(Collected data entries)
↓
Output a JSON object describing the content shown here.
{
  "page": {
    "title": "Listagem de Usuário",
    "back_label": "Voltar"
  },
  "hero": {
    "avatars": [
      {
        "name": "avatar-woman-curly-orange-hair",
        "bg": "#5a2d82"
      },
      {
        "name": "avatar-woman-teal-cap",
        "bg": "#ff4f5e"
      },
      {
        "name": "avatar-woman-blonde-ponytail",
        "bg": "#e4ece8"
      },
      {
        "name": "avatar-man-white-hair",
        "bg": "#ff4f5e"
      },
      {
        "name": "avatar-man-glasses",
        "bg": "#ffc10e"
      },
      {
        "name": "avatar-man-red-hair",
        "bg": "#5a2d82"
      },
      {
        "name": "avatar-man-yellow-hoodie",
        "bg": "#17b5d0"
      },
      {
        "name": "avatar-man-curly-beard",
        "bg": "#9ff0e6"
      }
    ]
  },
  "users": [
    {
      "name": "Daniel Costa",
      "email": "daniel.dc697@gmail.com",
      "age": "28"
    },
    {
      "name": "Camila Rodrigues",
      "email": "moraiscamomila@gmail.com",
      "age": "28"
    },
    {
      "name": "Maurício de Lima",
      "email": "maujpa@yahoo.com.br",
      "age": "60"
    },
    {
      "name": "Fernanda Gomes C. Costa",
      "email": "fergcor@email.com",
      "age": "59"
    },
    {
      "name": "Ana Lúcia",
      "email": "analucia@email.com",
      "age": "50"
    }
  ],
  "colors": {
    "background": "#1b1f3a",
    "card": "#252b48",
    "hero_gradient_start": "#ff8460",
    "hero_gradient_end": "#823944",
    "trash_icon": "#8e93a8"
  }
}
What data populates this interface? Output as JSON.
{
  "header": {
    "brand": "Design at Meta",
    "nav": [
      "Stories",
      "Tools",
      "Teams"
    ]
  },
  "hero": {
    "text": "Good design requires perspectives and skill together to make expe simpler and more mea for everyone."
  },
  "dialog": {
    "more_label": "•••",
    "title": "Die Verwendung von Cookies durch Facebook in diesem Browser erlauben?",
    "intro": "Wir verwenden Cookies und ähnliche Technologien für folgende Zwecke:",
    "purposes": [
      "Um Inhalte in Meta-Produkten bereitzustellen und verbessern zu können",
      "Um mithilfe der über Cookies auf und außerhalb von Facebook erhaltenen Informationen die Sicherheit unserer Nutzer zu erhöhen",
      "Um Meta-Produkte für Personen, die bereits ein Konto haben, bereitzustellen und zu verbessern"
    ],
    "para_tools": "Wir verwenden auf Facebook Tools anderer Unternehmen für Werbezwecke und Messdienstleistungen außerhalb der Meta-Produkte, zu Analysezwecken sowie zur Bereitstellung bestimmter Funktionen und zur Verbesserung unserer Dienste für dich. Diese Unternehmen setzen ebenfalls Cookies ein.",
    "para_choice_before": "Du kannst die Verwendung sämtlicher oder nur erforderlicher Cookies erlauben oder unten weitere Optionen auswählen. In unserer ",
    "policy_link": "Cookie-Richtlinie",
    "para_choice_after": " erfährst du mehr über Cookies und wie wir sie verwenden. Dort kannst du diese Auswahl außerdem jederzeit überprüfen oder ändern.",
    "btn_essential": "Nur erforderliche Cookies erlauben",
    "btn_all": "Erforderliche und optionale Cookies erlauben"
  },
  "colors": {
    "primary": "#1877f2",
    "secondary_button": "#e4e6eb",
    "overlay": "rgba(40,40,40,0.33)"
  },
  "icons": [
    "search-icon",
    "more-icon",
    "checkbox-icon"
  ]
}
↑
### To be done
Write out every entry above, word for word.

### Response to the exercise
Output a JSON object describing the content shown here.
{
  "page": {
    "title": "Listagem de Usuário",
    "back_label": "Voltar"
  },
  "hero": {
    "avatars": [
      {
        "name": "avatar-woman-curly-orange-hair",
        "bg": "#5a2d82"
      },
      {
        "name": "avatar-woman-teal-cap",
        "bg": "#ff4f5e"
      },
      {
        "name": "avatar-woman-blonde-ponytail",
        "bg": "#e4ece8"
      },
      {
        "name": "avatar-man-white-hair",
        "bg": "#ff4f5e"
      },
      {
        "name": "avatar-man-glasses",
        "bg": "#ffc10e"
      },
      {
        "name": "avatar-man-red-hair",
        "bg": "#5a2d82"
      },
      {
        "name": "avatar-man-yellow-hoodie",
        "bg": "#17b5d0"
      },
      {
        "name": "avatar-man-curly-beard",
        "bg": "#9ff0e6"
      }
    ]
  },
  "users": [
    {
      "name": "Daniel Costa",
      "email": "daniel.dc697@gmail.com",
      "age": "28"
    },
    {
      "name": "Camila Rodrigues",
      "email": "moraiscamomila@gmail.com",
      "age": "28"
    },
    {
      "name": "Maurício de Lima",
      "email": "maujpa@yahoo.com.br",
      "age": "60"
    },
    {
      "name": "Fernanda Gomes C. Costa",
      "email": "fergcor@email.com",
      "age": "59"
    },
    {
      "name": "Ana Lúcia",
      "email": "analucia@email.com",
      "age": "50"
    }
  ],
  "colors": {
    "background": "#1b1f3a",
    "card": "#252b48",
    "hero_gradient_start": "#ff8460",
    "hero_gradient_end": "#823944",
    "trash_icon": "#8e93a8"
  }
}
What data populates this interface? Output as JSON.
{
  "header": {
    "brand": "Design at Meta",
    "nav": [
      "Stories",
      "Tools",
      "Teams"
    ]
  },
  "hero": {
    "text": "Good design requires perspectives and skill together to make expe simpler and more mea for everyone."
  },
  "dialog": {
    "more_label": "•••",
    "title": "Die Verwendung von Cookies durch Facebook in diesem Browser erlauben?",
    "intro": "Wir verwenden Cookies und ähnliche Technologien für folgende Zwecke:",
    "purposes": [
      "Um Inhalte in Meta-Produkten bereitzustellen und verbessern zu können",
      "Um mithilfe der über Cookies auf und außerhalb von Facebook erhaltenen Informationen die Sicherheit unserer Nutzer zu erhöhen",
      "Um Meta-Produkte für Personen, die bereits ein Konto haben, bereitzustellen und zu verbessern"
    ],
    "para_tools": "Wir verwenden auf Facebook Tools anderer Unternehmen für Werbezwecke und Messdienstleistungen außerhalb der Meta-Produkte, zu Analysezwecken sowie zur Bereitstellung bestimmter Funktionen und zur Verbesserung unserer Dienste für dich. Diese Unternehmen setzen ebenfalls Cookies ein.",
    "para_choice_before": "Du kannst die Verwendung sämtlicher oder nur erforderlicher Cookies erlauben oder unten weitere Optionen auswählen. In unserer ",
    "policy_link": "Cookie-Richtlinie",
    "para_choice_after": " erfährst du mehr über Cookies und wie wir sie verwenden. Dort kannst du diese Auswahl außerdem jederzeit überprüfen oder ändern.",
    "btn_essential": "Nur erforderliche Cookies erlauben",
    "btn_all": "Erforderliche und optionale Cookies erlauben"
  },
  "colors": {
    "primary": "#1877f2",
    "secondary_button": "#e4e6eb",
    "overlay": "rgba(40,40,40,0.33)"
  },
  "icons": [
    "search-icon",
    "more-icon",
    "checkbox-icon"
  ]
}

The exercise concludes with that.